WORK TO COMPLETE: Copy every record below, exactly as written.

Excerpt from a dataset:

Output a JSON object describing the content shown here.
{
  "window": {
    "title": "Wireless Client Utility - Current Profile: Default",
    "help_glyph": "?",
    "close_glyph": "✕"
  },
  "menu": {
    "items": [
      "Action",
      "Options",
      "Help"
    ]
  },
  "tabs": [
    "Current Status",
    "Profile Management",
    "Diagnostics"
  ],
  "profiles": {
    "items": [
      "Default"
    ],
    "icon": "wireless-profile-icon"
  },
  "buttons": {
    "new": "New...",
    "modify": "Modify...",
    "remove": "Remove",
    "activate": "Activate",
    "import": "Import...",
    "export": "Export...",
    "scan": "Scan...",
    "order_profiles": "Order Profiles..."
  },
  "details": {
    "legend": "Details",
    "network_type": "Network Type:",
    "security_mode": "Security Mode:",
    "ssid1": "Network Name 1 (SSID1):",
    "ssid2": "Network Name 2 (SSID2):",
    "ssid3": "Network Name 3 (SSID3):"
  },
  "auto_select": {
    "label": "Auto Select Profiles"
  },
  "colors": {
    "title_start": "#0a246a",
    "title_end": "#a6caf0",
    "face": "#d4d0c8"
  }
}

EXERCISE SOLUTION:
Output a JSON object describing the content shown here.
{
  "window": {
    "title": "Wireless Client Utility - Current Profile: Default",
    "help_glyph": "?",
    "close_glyph": "✕"
  },
  "menu": {
    "items": [
      "Action",
      "Options",
      "Help"
    ]
  },
  "tabs": [
    "Current Status",
    "Profile Management",
    "Diagnostics"
  ],
  "profiles": {
    "items": [
      "Default"
    ],
    "icon": "wireless-profile-icon"
  },
  "buttons": {
    "new": "New...",
    "modify": "Modify...",
    "remove": "Remove",
    "activate": "Activate",
    "import": "Import...",
    "export": "Export...",
    "scan": "Scan...",
    "order_profiles": "Order Profiles..."
  },
  "details": {
    "legend": "Details",
    "network_type": "Network Type:",
    "security_mode": "Security Mode:",
    "ssid1": "Network Name 1 (SSID1):",
    "ssid2": "Network Name 2 (SSID2):",
    "ssid3": "Network Name 3 (SSID3):"
  },
  "auto_select": {
    "label": "Auto Select Profiles"
  },
  "colors": {
    "title_start": "#0a246a",
    "title_end": "#a6caf0",
    "face": "#d4d0c8"
  }
}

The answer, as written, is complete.